--- EXERCISE OBJECTIVE ---
Pull out every line of the listing below that contains the string "axis".

━━━━━━━━━━━━━━━━━━━━━━━━━━━━━━

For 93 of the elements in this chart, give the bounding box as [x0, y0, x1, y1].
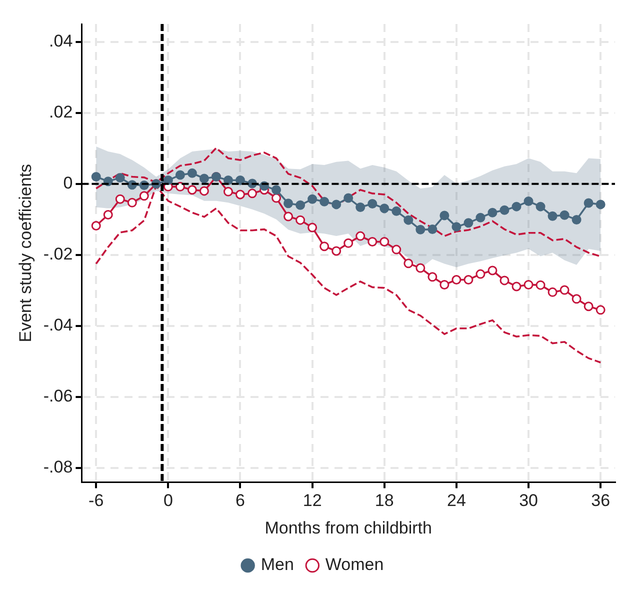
point: [560, 210, 570, 220]
point: [199, 174, 209, 184]
point: [320, 242, 330, 252]
point: [344, 238, 354, 248]
y-axis-title: Event study coefficients: [16, 164, 35, 342]
x-axis-title: Months from childbirth: [264, 518, 432, 538]
point: [404, 258, 414, 268]
point: [344, 193, 354, 203]
x-tick-label: 24: [446, 491, 466, 510]
point: [392, 244, 402, 254]
y-tick-label: -.04: [43, 316, 73, 335]
point: [296, 215, 306, 225]
point: [272, 193, 282, 203]
point: [548, 287, 558, 297]
point: [115, 173, 125, 183]
point: [584, 302, 594, 312]
point: [452, 222, 462, 232]
point: [235, 190, 245, 200]
point: [187, 185, 197, 195]
point: [163, 176, 173, 186]
point: [272, 185, 282, 195]
point: [416, 224, 426, 234]
y-tick-label: .04: [49, 31, 73, 50]
point: [223, 176, 233, 186]
y-tick-label: -.08: [43, 458, 73, 477]
point: [103, 210, 113, 220]
point: [500, 205, 510, 215]
point: [560, 285, 570, 295]
point: [596, 305, 606, 315]
x-tick-label: 6: [236, 491, 245, 510]
point: [440, 280, 450, 290]
point: [248, 188, 258, 198]
point: [175, 170, 185, 180]
point: [368, 198, 378, 208]
x-tick-label: 30: [519, 491, 538, 510]
point: [127, 198, 137, 208]
point: [199, 186, 209, 196]
point: [187, 168, 197, 178]
point: [320, 196, 330, 206]
point: [332, 246, 342, 256]
point: [464, 218, 474, 228]
point: [440, 210, 450, 220]
point: [512, 202, 522, 212]
point: [548, 211, 558, 221]
point: [536, 280, 546, 290]
point: [139, 191, 149, 201]
point: [500, 276, 510, 286]
point: [284, 212, 294, 222]
point: [488, 266, 498, 276]
legend-label: Men: [260, 555, 294, 574]
point: [91, 221, 101, 230]
point: [476, 269, 486, 279]
point: [428, 224, 438, 234]
point: [572, 214, 582, 224]
point: [524, 196, 534, 206]
point: [380, 204, 390, 214]
point: [115, 194, 125, 204]
point: [235, 176, 245, 186]
point: [380, 236, 390, 246]
point: [596, 200, 606, 210]
point: [584, 198, 594, 208]
point: [476, 212, 486, 222]
point: [464, 274, 474, 284]
point: [452, 274, 462, 284]
point: [488, 208, 498, 218]
point: [392, 206, 402, 216]
point: [308, 222, 318, 232]
y-tick-label: 0: [63, 174, 73, 193]
x-tick-label: 0: [163, 491, 173, 510]
point: [416, 263, 426, 273]
point: [404, 215, 414, 225]
y-tick-label: -.02: [43, 244, 73, 264]
point: [91, 172, 101, 182]
y-tick-label: .02: [49, 102, 73, 122]
point: [308, 194, 318, 204]
x-tick-label: 12: [302, 491, 322, 510]
point: [512, 282, 522, 292]
point: [368, 236, 378, 246]
point: [572, 294, 582, 304]
legend-label: Women: [325, 555, 384, 574]
x-tick-label: -6: [88, 491, 104, 510]
point: [223, 186, 233, 196]
point: [428, 272, 438, 282]
point: [332, 200, 342, 210]
y-tick-label: -.06: [43, 386, 73, 406]
point: [296, 200, 306, 210]
x-tick-label: 18: [374, 491, 394, 510]
point: [536, 202, 546, 212]
x-tick-label: 36: [591, 491, 610, 510]
point: [524, 280, 534, 290]
point: [284, 198, 294, 208]
point: [356, 231, 366, 241]
point: [356, 202, 366, 212]
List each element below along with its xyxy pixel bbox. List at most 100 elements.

━━━━━━━━━━━━━━━━━━━━━━━━━━━━━━

--- REPLY TO THE TASK ---
y-axis-title: Event study coefficients: [16, 164, 35, 342]
x-axis-title: Months from childbirth: [264, 518, 432, 538]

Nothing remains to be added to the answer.